** begin GIVEN ENTRIES **
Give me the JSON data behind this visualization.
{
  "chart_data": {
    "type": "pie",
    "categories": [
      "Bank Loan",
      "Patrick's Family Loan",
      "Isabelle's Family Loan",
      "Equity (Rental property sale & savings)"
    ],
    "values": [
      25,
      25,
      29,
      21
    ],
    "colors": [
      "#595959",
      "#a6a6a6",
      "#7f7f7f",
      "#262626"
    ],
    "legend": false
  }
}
** end GIVEN ENTRIES **
> **AIM**: Copy out every line where the word "Loan" occurs.

> **TASK RESPONSE**:
      "Bank Loan",
      "Patrick's Family Loan",
      "Isabelle's Family Loan",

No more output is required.